- What is required -
In the entries below, find the lines that contain the word "Ruth" and copy them.

───── Data in this exercise

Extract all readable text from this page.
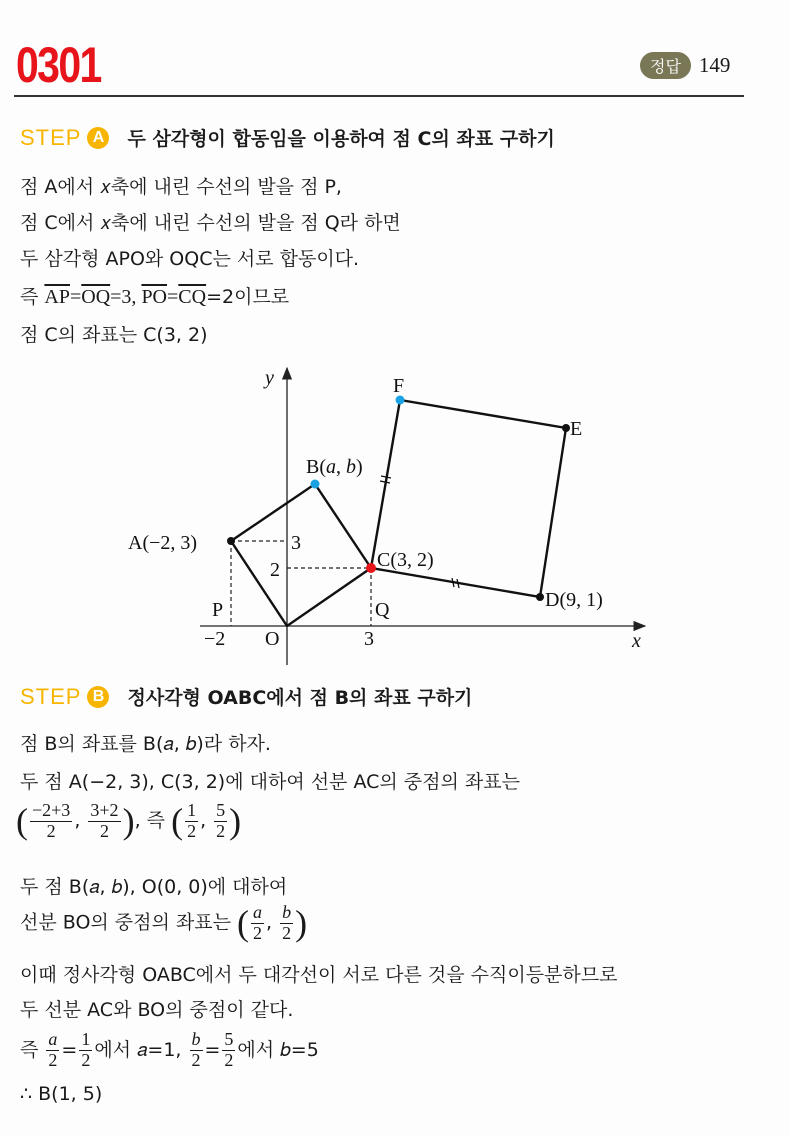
0301	정답 149
STEP A 두 삼각형이 합동임을 이용하여 점 C의 좌표 구하기
점 A에서 𝑥축에 내린 수선의 발을 점 P,
점 C에서 𝑥축에 내린 수선의 발을 점 Q라 하면
두 삼각형 APO와 OQC는 서로 합동이다.
즉 $\overline{AP}=\overline{OQ}=3$, $\overline{PO}=\overline{CQ}=2$이므로
점 C의 좌표는 C(3, 2)
y
x
F
E
B(a, b)
A(−2, 3)	3
2	C(3, 2)
D(9, 1)
P	Q
−2 O	3
STEP B 정사각형 OABC에서 점 B의 좌표 구하기
점 B의 좌표를 B(𝑎, 𝑏)라 하자.
두 점 A(−2, 3), C(3, 2)에 대하여 선분 AC의 중점의 좌표는
( $\frac{-2+3}{2}$ , $\frac{3+2}{2}$ ), 즉 ( $\frac{1}{2}$ , $\frac{5}{2}$ )
두 점 B(𝑎, 𝑏), O(0, 0)에 대하여
선분 BO의 중점의 좌표는 ( $\frac{a}{2}$ , $\frac{b}{2}$ )
이때 정사각형 OABC에서 두 대각선이 서로 다른 것을 수직이등분하므로
두 선분 AC와 BO의 중점이 같다.
즉 $\frac{a}{2} = \frac{1}{2}$ 에서 𝑎=1, $\frac{b}{2} = \frac{5}{2}$ 에서 𝑏=5
∴ B(1, 5)
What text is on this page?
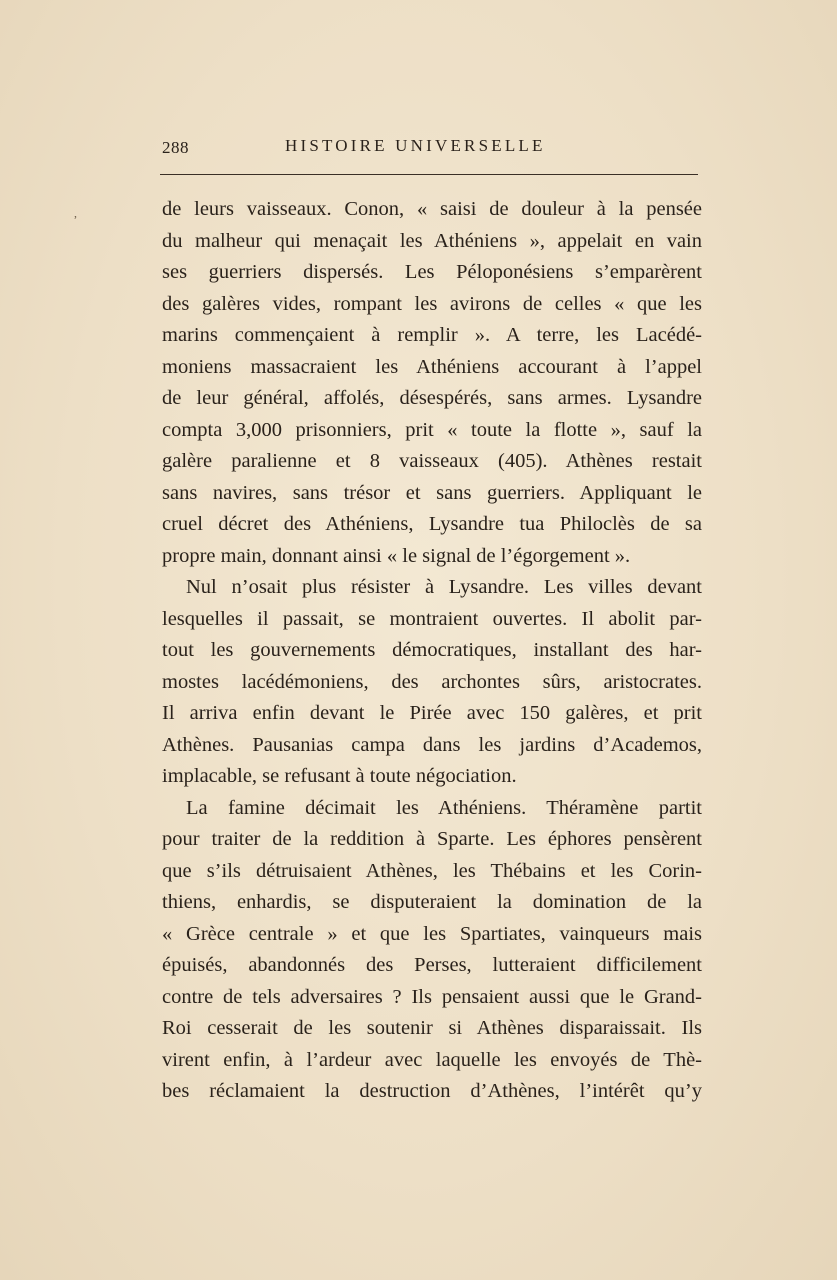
288	HISTOIRE UNIVERSELLE
,	de leurs vaisseaux. Conon, « saisi de douleur à la pensée
du malheur qui menaçait les Athéniens », appelait en vain
ses guerriers dispersés. Les Péloponésiens s’emparèrent
des galères vides, rompant les avirons de celles « que les
marins commençaient à remplir ». A terre, les Lacédé-
moniens massacraient les Athéniens accourant à l’appel
de leur général, affolés, désespérés, sans armes. Lysandre
compta 3,000 prisonniers, prit « toute la flotte », sauf la
galère paralienne et 8 vaisseaux (405). Athènes restait
sans navires, sans trésor et sans guerriers. Appliquant le
cruel décret des Athéniens, Lysandre tua Philoclès de sa
propre main, donnant ainsi « le signal de l’égorgement ».
Nul n’osait plus résister à Lysandre. Les villes devant
lesquelles il passait, se montraient ouvertes. Il abolit par-
tout les gouvernements démocratiques, installant des har-
mostes lacédémoniens, des archontes sûrs, aristocrates.
Il arriva enfin devant le Pirée avec 150 galères, et prit
Athènes. Pausanias campa dans les jardins d’Academos,
implacable, se refusant à toute négociation.
La famine décimait les Athéniens. Théramène partit
pour traiter de la reddition à Sparte. Les éphores pensèrent
que s’ils détruisaient Athènes, les Thébains et les Corin-
thiens, enhardis, se disputeraient la domination de la
« Grèce centrale » et que les Spartiates, vainqueurs mais
épuisés, abandonnés des Perses, lutteraient difficilement
contre de tels adversaires ? Ils pensaient aussi que le Grand-
Roi cesserait de les soutenir si Athènes disparaissait. Ils
virent enfin, à l’ardeur avec laquelle les envoyés de Thè-
bes réclamaient la destruction d’Athènes, l’intérêt qu’y
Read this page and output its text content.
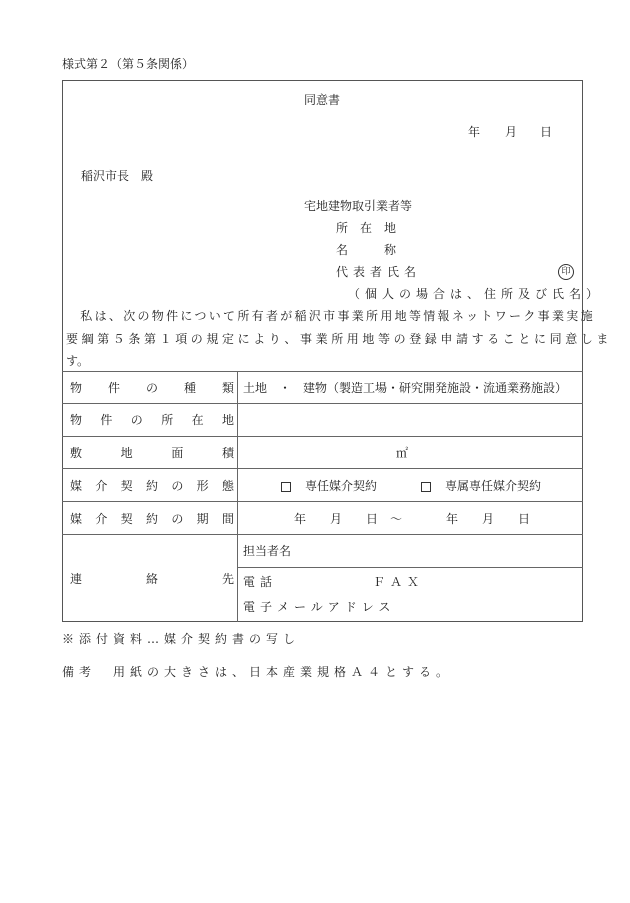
様式第２（第５条関係）
同意書
年 月 日
稲沢市長　殿
宅地建物取引業者等
所　在　地
名　　　称
代表者氏名	印
（個人の場合は、住所及び氏名）
　私は、次の物件について所有者が稲沢市事業所用地等情報ネットワーク事業実施
要綱第５条第１項の規定により、事業所用地等の登録申請することに同意しま
す。
物件の種類 土地　・　建物（製造工場・研究開発施設・流通業務施設）
物件の所在地
敷地面積	㎡
媒介契約の形態	専任媒介契約	専属専任媒介契約
媒介契約の期間	年　　月　　日　～	年　　月　　日
連絡先
担当者名
電話	ＦＡＸ
電子メールアドレス
※添付資料…媒介契約書の写し
備考　用紙の大きさは、日本産業規格Ａ４とする。
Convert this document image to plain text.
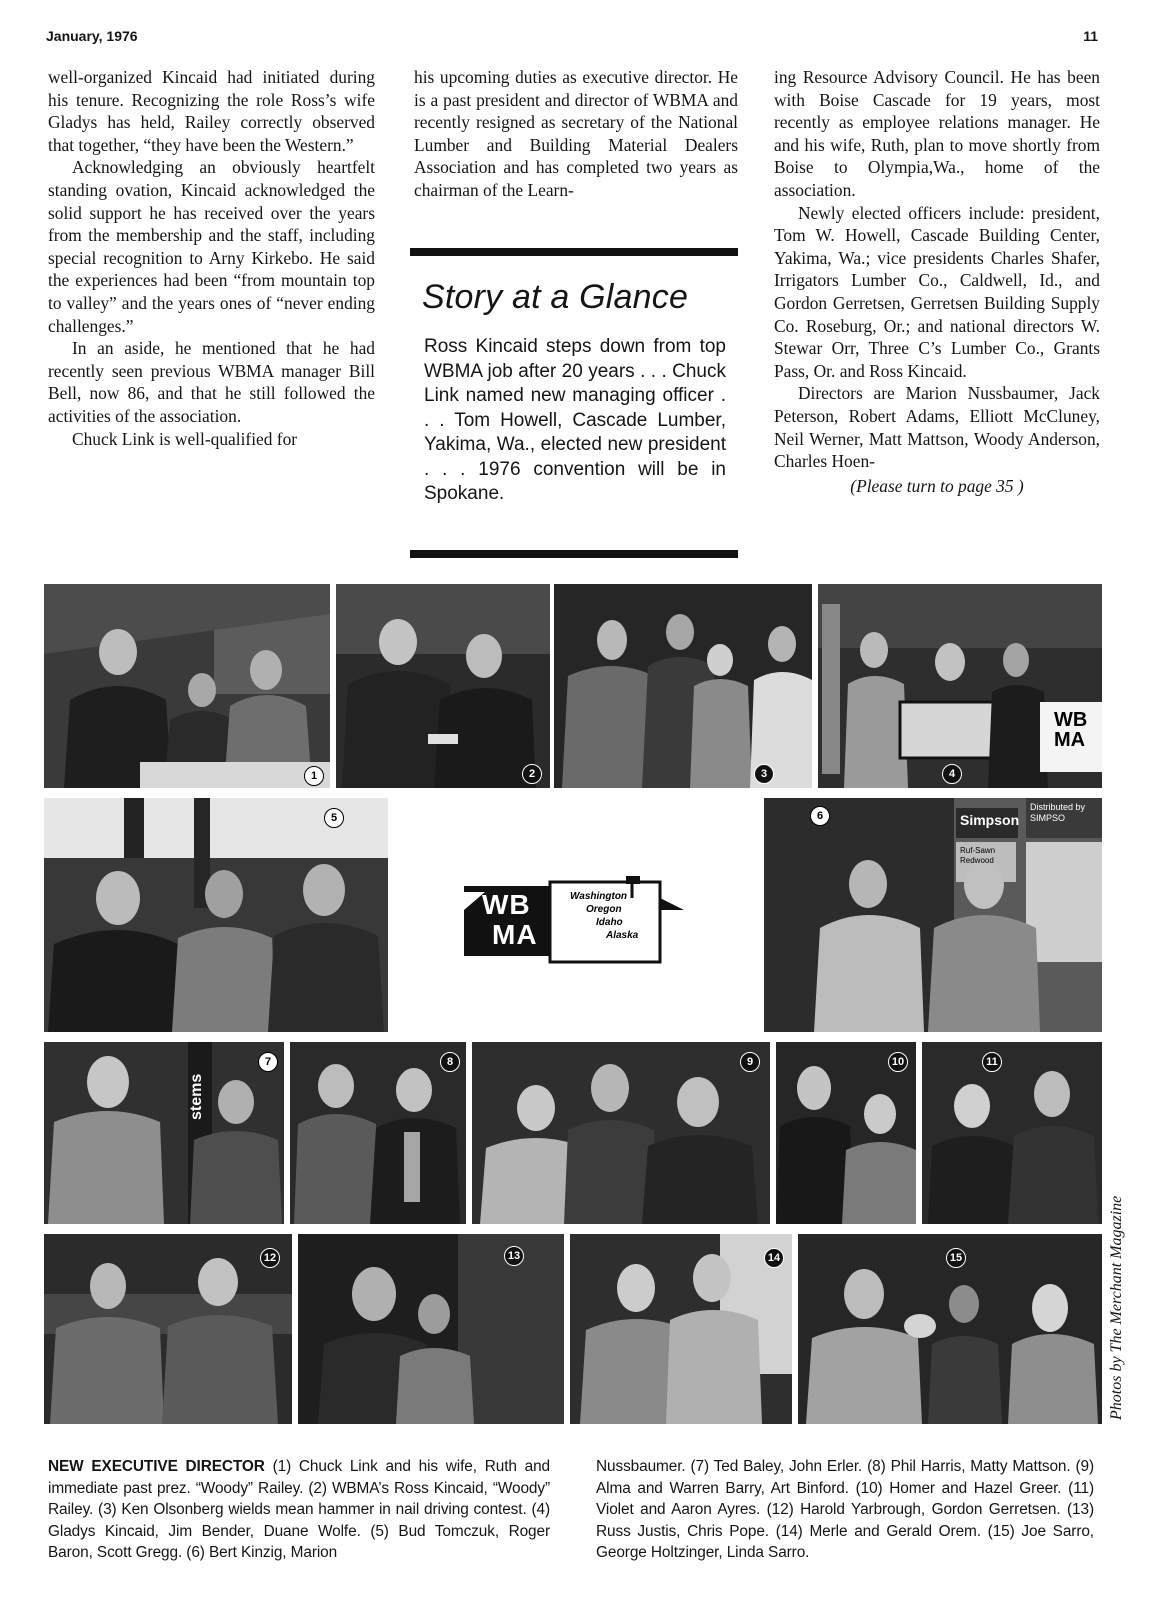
January, 1976	11

well-organized Kincaid had initiated during his tenure. Recognizing the role Ross’s wife Gladys has held, Railey correctly observed that together, “they have been the Western.”

Acknowledging an obviously heartfelt standing ovation, Kincaid acknowledged the solid support he has received over the years from the membership and the staff, including special recognition to Arny Kirkebo. He said the experiences had been “from mountain top to valley” and the years ones of “never ending challenges.”

In an aside, he mentioned that he had recently seen previous WBMA manager Bill Bell, now 86, and that he still followed the activities of the association.

Chuck Link is well-qualified for

his upcoming duties as executive director. He is a past president and director of WBMA and recently resigned as secretary of the National Lumber and Building Material Dealers Association and has completed two years as chairman of the Learn-

ing Resource Advisory Council. He has been with Boise Cascade for 19 years, most recently as employee relations manager. He and his wife, Ruth, plan to move shortly from Boise to Olympia,Wa., home of the association.

Newly elected officers include: president, Tom W. Howell, Cascade Building Center, Yakima, Wa.; vice presidents Charles Shafer, Irrigators Lumber Co., Caldwell, Id., and Gordon Gerretsen, Gerretsen Building Supply Co. Roseburg, Or.; and national directors W. Stewar Orr, Three C’s Lumber Co., Grants Pass, Or. and Ross Kincaid.

Directors are Marion Nussbaumer, Jack Peterson, Robert Adams, Elliott McCluney, Neil Werner, Matt Mattson, Woody Anderson, Charles Hoen-

(Please turn to page 35 )
Story at a Glance
Ross Kincaid steps down from top WBMA job after 20 years . . . Chuck Link named new managing officer . . . Tom Howell, Cascade Lumber, Yakima, Wa., elected new president . . . 1976 convention will be in Spokane.
1	2	3
WB MA
4
5
WB
MA
Washington
Oregon
Idaho
Alaska
Simpson
Distributed by SIMPSO
Ruf-Sawn Redwood
6
stems
7	8	9	10	11
12	13	14	15	Photos by The Merchant Magazine
NEW EXECUTIVE DIRECTOR (1) Chuck Link and his wife, Ruth and immediate past prez. “Woody” Railey. (2) WBMA’s Ross Kincaid, “Woody” Railey. (3) Ken Olsonberg wields mean hammer in nail driving contest. (4) Gladys Kincaid, Jim Bender, Duane Wolfe. (5) Bud Tomczuk, Roger Baron, Scott Gregg. (6) Bert Kinzig, Marion
Nussbaumer. (7) Ted Baley, John Erler. (8) Phil Harris, Matty Mattson. (9) Alma and Warren Barry, Art Binford. (10) Homer and Hazel Greer. (11) Violet and Aaron Ayres. (12) Harold Yarbrough, Gordon Gerretsen. (13) Russ Justis, Chris Pope. (14) Merle and Gerald Orem. (15) Joe Sarro, George Holtzinger, Linda Sarro.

──────────

- Written response -
ing Resource Advisory Council. He has been with Boise Cascade for 19 years, most recently as employee relations manager. He and his wife, Ruth, plan to move shortly from Boise to Olympia,Wa., home of the association.
NEW EXECUTIVE DIRECTOR (1) Chuck Link and his wife, Ruth and immediate past prez. “Woody” Railey. (2) WBMA’s Ross Kincaid, “Woody” Railey. (3) Ken Olsonberg wields mean hammer in nail driving contest. (4) Gladys Kincaid, Jim Bender, Duane Wolfe. (5) Bud Tomczuk, Roger Baron, Scott Gregg. (6) Bert Kinzig, Marion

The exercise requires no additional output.